__Given text__:
■ ■ ■ ■ ■
Drafting policies and defining specific practices can be a good starting point and foundation for employee communications and consultation. A policy statement can provide an effective means of setting out the values and philosophy of the organisation and would include a commitment to collective bargaining with, as far as possible, a directly-employed workforce, i.e. PAYE employees as opposed to sub-contracted or self- employed workers.

Collective bargaining

'Collective bargaining' is a process by which employers and recognised trade unions seek to reach a negotiated agreement on issues such as pay and terms and conditions of employment. Both employer and trade union take responsibility for fulfilling the bargain. Unions and collective organisation rights are principally governed by The Trade Union and Labour Relations (Consolidation) Act 1992 which was amended by the Employment Relations Act 1999 and the Employment Relations Act 2004 though there is separate legislation for Northern Ireland.

Answering YES

All Businesses MUST

State their business sector and number of employees

Explain if, how and why any functions are outsourced or subcontracted

Describe how they consult and collectively bargain as defined above, with employees and their trade union representatives

State if they have a protocol in place to encourage trade union membership

State which trade union or unions they recognise for collective bargaining or explain why they do not recognise an independent trade union

All Businesses MAY

State any philosophy or values which influence their approach to consultation and collective bargaining with the workforce

Explain how they encourage or promote workers to participate in the decision-making process by being union members

Indicate how they assess and/or measure employee perceptions of being listened to/involved in decision-making

Provide examples of how they comply with labour legislation and ILO conventions

Offer an example of how meaningful consultation has had an impact in the organisation and on decision-making

Large and Multinational Corporations (MNCs) MUST

Confirm that they are committed to a mature system of employee relations

Mention if their employee consultation practices differ from one country to another and explain any differences, if they exist

Confirm that they engage in collective bargaining with independent trade unions in all countries of operation, even if legal standards differ in certain countries (unless independent trade unions are illegal)
■ ■ ■ ■ ■
__Stated goal__: Write out the part of the collective bargaining text that opens with "Confirm that they are" and closes with "unions are illegal)", switching "employee relations" to "industrial relations".

__Raw data__:
■ ■ ■ ■ ■
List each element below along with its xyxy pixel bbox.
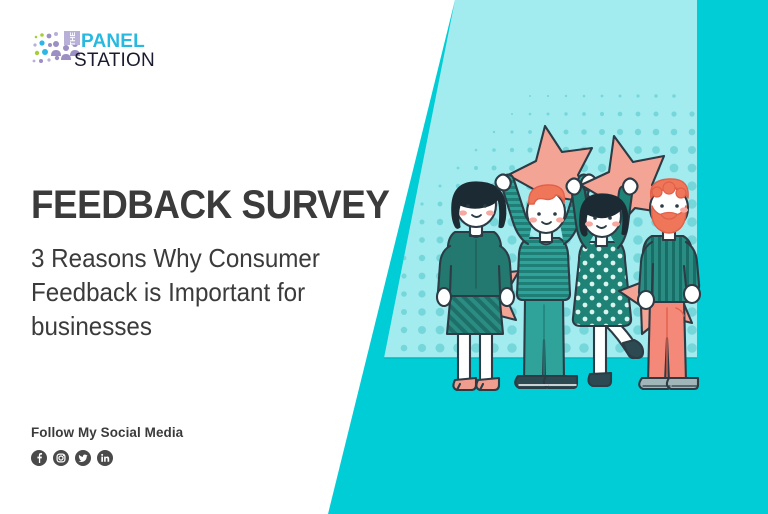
■ ■ ■ ■ ■
__Output__:
Confirm that they are committed to a mature system of industrial relations

Mention if their employee consultation practices differ from one country to another and explain any differences, if they exist

Confirm that they engage in collective bargaining with independent trade unions in all countries of operation, even if legal standards differ in certain countries (unless independent trade unions are illegal)